(Records excerpted from a collection)
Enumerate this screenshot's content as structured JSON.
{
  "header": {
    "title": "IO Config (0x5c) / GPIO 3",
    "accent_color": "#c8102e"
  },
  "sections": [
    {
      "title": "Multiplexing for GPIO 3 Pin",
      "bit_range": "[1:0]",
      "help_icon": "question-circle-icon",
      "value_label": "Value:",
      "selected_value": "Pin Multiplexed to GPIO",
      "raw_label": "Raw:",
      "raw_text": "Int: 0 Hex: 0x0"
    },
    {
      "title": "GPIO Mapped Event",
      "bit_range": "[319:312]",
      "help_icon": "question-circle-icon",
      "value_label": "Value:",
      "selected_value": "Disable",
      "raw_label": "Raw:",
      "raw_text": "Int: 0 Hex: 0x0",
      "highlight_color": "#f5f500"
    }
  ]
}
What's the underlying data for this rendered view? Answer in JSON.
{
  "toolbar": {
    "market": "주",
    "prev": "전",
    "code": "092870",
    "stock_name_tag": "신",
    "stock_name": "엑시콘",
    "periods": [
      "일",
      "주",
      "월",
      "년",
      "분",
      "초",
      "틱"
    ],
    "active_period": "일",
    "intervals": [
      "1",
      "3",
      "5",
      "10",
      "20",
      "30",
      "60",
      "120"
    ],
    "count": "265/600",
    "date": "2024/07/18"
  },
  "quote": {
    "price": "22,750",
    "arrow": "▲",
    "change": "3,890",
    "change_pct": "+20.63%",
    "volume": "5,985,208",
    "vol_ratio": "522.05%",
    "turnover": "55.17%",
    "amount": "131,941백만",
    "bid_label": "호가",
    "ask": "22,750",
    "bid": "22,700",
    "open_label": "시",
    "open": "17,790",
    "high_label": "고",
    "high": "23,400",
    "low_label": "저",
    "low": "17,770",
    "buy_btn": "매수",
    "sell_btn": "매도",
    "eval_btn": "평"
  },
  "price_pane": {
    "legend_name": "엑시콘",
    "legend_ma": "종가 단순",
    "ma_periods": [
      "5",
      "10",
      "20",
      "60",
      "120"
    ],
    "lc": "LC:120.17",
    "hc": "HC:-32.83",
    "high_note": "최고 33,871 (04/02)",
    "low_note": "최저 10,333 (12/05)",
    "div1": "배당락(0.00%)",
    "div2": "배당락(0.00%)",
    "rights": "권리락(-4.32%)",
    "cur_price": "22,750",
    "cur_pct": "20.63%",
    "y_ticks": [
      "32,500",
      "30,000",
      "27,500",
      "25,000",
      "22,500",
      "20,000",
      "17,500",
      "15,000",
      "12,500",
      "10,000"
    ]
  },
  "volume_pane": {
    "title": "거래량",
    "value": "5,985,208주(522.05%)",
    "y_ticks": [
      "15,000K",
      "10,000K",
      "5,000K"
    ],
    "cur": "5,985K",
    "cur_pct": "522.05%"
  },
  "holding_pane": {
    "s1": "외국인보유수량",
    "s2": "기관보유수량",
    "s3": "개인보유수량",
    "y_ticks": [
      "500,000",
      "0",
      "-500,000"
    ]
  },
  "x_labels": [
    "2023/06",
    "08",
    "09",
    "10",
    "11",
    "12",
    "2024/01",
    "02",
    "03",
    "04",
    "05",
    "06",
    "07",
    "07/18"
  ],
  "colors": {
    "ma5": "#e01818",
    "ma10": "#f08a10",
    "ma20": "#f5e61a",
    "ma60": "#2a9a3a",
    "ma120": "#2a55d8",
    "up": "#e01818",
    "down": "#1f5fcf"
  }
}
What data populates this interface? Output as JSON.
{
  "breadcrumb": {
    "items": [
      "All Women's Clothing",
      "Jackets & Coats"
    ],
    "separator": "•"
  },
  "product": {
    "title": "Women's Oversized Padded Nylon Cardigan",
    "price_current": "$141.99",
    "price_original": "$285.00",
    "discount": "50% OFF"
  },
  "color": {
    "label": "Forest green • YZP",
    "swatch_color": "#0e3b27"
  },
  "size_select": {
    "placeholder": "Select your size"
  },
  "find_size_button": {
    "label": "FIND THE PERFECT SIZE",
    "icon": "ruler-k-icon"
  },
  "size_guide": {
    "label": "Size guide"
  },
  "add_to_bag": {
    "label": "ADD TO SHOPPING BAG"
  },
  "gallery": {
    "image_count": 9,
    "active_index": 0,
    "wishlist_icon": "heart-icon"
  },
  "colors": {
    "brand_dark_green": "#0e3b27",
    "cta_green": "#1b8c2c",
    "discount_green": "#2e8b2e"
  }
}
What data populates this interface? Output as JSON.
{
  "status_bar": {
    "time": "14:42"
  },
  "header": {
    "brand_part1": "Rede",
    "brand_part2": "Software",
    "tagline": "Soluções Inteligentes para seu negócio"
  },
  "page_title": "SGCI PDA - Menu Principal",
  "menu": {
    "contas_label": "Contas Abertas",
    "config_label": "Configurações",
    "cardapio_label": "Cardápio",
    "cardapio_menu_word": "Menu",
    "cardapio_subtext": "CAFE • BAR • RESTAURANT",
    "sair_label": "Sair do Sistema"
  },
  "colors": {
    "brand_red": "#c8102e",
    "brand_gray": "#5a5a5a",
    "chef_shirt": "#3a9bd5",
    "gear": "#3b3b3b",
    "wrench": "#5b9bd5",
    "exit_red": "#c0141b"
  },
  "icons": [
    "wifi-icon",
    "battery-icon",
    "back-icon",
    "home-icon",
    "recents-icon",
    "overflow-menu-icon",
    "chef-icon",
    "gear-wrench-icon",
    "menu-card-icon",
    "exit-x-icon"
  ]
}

=== JOB ===
Scan the listing above for the word "JSON" and show each line where it is found.

=== RESPONSE TO THIS TASK ===
Enumerate this screenshot's content as structured JSON.
What's the underlying data for this rendered view? Answer in JSON.
What data populates this interface? Output as JSON.
What data populates this interface? Output as JSON.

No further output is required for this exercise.